Page text:

The management of croup has dramatically changed. Steroids have been used in the treatment of croup for many years, but, until recently, this was controversial. Many practitioners felt that croup was usually a benign self-limiting condition and, as steroids have potential adverse effects, their use was not warranted. Developments have now reinforced the argument for using steroids. Recent work has shown that both inhaled and systemic steroids work within one hour and dramatically reduce morbidity and hospitalisation time. Finding that an oral dose of 0.15 mg/kg dexamethasone is as effective as larger doses has also made the use of systemic steroids more acceptable. All children with croup which is considered severe enough to require their admission to hospital should receive steroids. Steroids will also benefit children who present to emergency departments, but who are not considered severe enough to be admitted.
The term croup describes an acute clinical syndrome of hoarse voice, barking cough and stridor usually occurring at night. It is one of the more common childhood respiratory illnesses with a peak incidence of nearly 60 cases per 1000 child-years in those aged 1-2 years. Children with more severe croup require admission to hospital. Parainfluenza virus type 1 is thought to account for approximately half of the cases during winter. Many children presenting with croup have features to suggest both viral (e.g. fever and rhinorrhoea) and spasmodic (e.g. recurrent episodes) types. The two conditions may lie at either extreme of a continuous spectrum. Spasmodic croup is poorly defined, but many clinicians would agree that it occurs in older children, has no preceding symptoms and often occurs at night with many children having repeated attacks.
Steroids and croup
The great variation in individual cases of croup allows for easy identification of cases that support a particular bias for or against steroids. This has contributed to the entrenched and varied opinions on the efficacy of steroids. A recent survey of 112 paediatricians and general practitioners in the U.S.A. indicated that, although 93% used steroids in children hospitalised for croup, only 43% used steroids 'always'. Only 4% of respondents used steroids 'always' for outpatients with 64% using them 'sometimes'.

Dataset records:
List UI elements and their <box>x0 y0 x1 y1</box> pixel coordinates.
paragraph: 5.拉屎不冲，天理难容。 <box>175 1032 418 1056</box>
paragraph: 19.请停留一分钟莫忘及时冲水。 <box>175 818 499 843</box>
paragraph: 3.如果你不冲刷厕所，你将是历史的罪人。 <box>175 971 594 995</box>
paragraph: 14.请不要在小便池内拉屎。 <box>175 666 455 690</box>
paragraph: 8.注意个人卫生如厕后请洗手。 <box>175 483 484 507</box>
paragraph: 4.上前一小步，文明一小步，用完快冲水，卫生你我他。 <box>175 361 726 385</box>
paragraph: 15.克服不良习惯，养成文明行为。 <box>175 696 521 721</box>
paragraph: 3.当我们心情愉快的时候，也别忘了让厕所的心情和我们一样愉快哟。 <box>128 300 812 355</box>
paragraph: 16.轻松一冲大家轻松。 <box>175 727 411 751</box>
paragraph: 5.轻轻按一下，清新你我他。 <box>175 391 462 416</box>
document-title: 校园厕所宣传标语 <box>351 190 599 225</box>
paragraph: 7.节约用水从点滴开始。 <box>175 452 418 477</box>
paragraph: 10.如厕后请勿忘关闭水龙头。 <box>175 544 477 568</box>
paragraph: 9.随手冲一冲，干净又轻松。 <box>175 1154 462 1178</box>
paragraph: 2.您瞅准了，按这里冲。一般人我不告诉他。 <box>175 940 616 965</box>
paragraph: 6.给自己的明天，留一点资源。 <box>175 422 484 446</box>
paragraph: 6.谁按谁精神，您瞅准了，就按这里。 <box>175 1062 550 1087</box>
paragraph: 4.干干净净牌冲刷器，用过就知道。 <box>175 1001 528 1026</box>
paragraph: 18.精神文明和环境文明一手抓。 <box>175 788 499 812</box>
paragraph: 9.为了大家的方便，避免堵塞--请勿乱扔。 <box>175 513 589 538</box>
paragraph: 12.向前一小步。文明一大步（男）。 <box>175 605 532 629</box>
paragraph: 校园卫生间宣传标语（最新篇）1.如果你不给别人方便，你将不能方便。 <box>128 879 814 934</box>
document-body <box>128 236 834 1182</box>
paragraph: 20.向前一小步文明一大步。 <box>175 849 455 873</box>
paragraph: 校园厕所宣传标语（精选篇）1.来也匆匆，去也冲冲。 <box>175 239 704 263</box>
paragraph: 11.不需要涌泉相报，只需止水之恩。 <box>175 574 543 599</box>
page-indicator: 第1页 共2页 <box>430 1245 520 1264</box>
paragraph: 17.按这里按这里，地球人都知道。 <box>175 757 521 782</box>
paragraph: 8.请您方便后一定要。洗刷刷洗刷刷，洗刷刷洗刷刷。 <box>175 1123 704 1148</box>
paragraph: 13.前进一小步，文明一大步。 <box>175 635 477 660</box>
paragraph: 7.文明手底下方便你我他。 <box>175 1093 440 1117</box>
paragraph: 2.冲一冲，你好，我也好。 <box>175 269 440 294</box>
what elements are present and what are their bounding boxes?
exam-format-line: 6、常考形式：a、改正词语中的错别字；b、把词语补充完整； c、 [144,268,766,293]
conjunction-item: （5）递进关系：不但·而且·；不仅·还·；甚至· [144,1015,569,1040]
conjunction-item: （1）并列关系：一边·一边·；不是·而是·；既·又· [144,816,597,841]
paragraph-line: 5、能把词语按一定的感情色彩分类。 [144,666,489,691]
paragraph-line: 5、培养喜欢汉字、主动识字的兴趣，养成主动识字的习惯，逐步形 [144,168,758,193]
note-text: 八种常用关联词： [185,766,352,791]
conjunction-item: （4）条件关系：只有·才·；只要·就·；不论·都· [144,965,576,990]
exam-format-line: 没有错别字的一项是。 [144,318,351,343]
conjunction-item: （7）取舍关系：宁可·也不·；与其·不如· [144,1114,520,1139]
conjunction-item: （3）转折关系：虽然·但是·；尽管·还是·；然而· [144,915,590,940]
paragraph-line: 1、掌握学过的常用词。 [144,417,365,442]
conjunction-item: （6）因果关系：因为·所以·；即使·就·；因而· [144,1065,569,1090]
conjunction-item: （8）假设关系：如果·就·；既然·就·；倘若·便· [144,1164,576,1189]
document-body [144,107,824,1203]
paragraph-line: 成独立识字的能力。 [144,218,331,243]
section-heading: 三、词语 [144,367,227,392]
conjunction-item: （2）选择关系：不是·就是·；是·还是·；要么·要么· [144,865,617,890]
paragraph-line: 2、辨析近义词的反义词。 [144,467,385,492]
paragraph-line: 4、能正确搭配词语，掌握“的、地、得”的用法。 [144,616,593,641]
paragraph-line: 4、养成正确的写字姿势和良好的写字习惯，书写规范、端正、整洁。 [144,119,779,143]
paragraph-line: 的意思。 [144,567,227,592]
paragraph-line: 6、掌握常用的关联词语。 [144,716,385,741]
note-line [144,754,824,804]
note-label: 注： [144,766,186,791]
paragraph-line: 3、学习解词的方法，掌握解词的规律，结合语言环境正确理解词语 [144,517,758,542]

Exercise instructions:
Carry the croup text forward from its last sentence. The items come from a different source than the croup text.

Final answer:
A meta-analysis of what was considered to be 9 methodologically satisfactory studies suggested that steroid therapy was associated with clinical improvement.1
No comment could be made on the effect of steroids on the duration of hospitalisation as this was not a measure of outcome in many of the studies.
A study of 29 hospitalised children with viral croup compared intramuscular dexamethasone 0.6 mg/kg with placebo. The steroid group had a significantly lower croup score at 12 and 24 hours and had less need for two or more adrenaline treatments (19% versus 62%). There was no significant difference in duration of hospital stay: 3.6 days (placebo) and 3 days (dexamethasone). The fact that the dexamethasone group improved so dramatically by 12 and 24 hours, but did not have a significantly reduced duration of hospitalisation, deserves comment. One explanation could be that the patients were not discharged until all viral (as opposed to croup) symptoms had disappeared as dexamethasone would not be expected to have an effect on viral symptoms.
A study of 70 intubated children with croup showed that those who received 1 mg/kg prednisolone every 12 hours had a lower re-intubation rate (5% versus 34%), and a shorter median period of intubation (98 hours versus 138 hours) than those who did not.2
Other work from Australia has compared the efficacy of a single oral dose of 0.3 mg/kg dexamethasone with 0.6 mg/kg and 0.15 mg/kg dexamethasone in 120 children hospitalised with croup and found no difference in outcome.3 Median duration of hospitalisation and croup scores post-treatment for both groups in each trial were similar. This suggests that 0.15 mg/kg is as effective as 0.6 mg/kg.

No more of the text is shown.